**Set exercise**
Copy each line below exactly and leave the pictures out.

Dataset items
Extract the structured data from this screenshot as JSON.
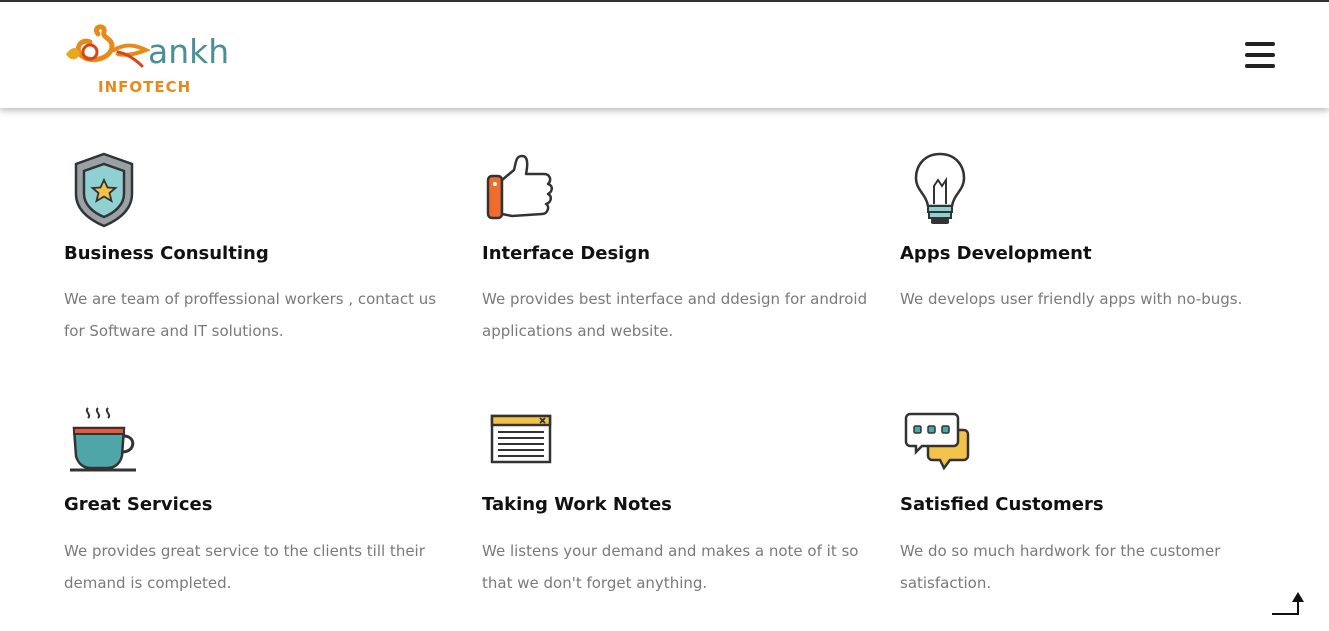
{
  "header": {
    "logo_text": "ankh",
    "logo_subtext": "INFOTECH",
    "menu_icon": "hamburger-menu-icon"
  },
  "services": [
    {
      "title": "Business Consulting",
      "description": "We are team of proffessional workers , contact us for Software and IT solutions.",
      "icon": "shield-star-icon"
    },
    {
      "title": "Interface Design",
      "description": "We provides best interface and ddesign for android applications and website.",
      "icon": "thumbs-up-icon"
    },
    {
      "title": "Apps Development",
      "description": "We develops user friendly apps with no-bugs.",
      "icon": "lightbulb-icon"
    },
    {
      "title": "Great Services",
      "description": "We provides great service to the clients till their demand is completed.",
      "icon": "coffee-cup-icon"
    },
    {
      "title": "Taking Work Notes",
      "description": "We listens your demand and makes a note of it so that we don't forget anything.",
      "icon": "notes-window-icon"
    },
    {
      "title": "Satisfied Customers",
      "description": "We do so much hardwork for the customer satisfaction.",
      "icon": "chat-bubbles-icon"
    }
  ],
  "scroll_top_icon": "scroll-to-top-icon"
}
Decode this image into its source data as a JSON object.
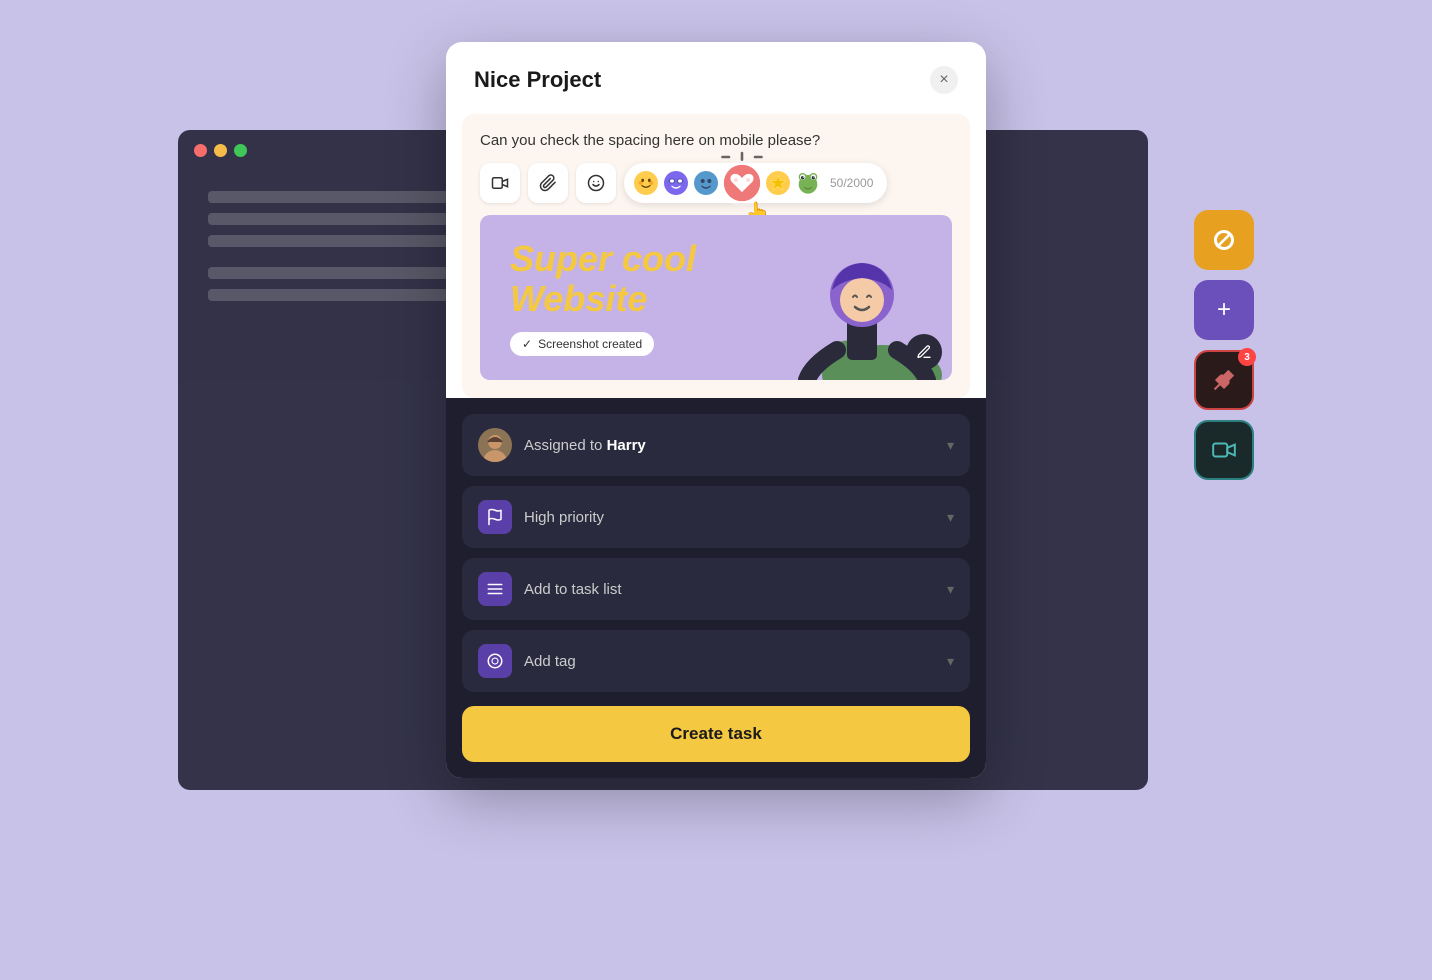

**Output of the task**
Extract the structured data from this screenshot as JSON.
{
  "header": {
    "logo_text": "ankh",
    "logo_subtext": "INFOTECH",
    "menu_icon": "hamburger-menu-icon"
  },
  "services": [
    {
      "title": "Business Consulting",
      "description": "We are team of proffessional workers , contact us for Software and IT solutions.",
      "icon": "shield-star-icon"
    },
    {
      "title": "Interface Design",
      "description": "We provides best interface and ddesign for android applications and website.",
      "icon": "thumbs-up-icon"
    },
    {
      "title": "Apps Development",
      "description": "We develops user friendly apps with no-bugs.",
      "icon": "lightbulb-icon"
    },
    {
      "title": "Great Services",
      "description": "We provides great service to the clients till their demand is completed.",
      "icon": "coffee-cup-icon"
    },
    {
      "title": "Taking Work Notes",
      "description": "We listens your demand and makes a note of it so that we don't forget anything.",
      "icon": "notes-window-icon"
    },
    {
      "title": "Satisfied Customers",
      "description": "We do so much hardwork for the customer satisfaction.",
      "icon": "chat-bubbles-icon"
    }
  ],
  "scroll_top_icon": "scroll-to-top-icon"
}
Decode this image into its source data as a JSON object.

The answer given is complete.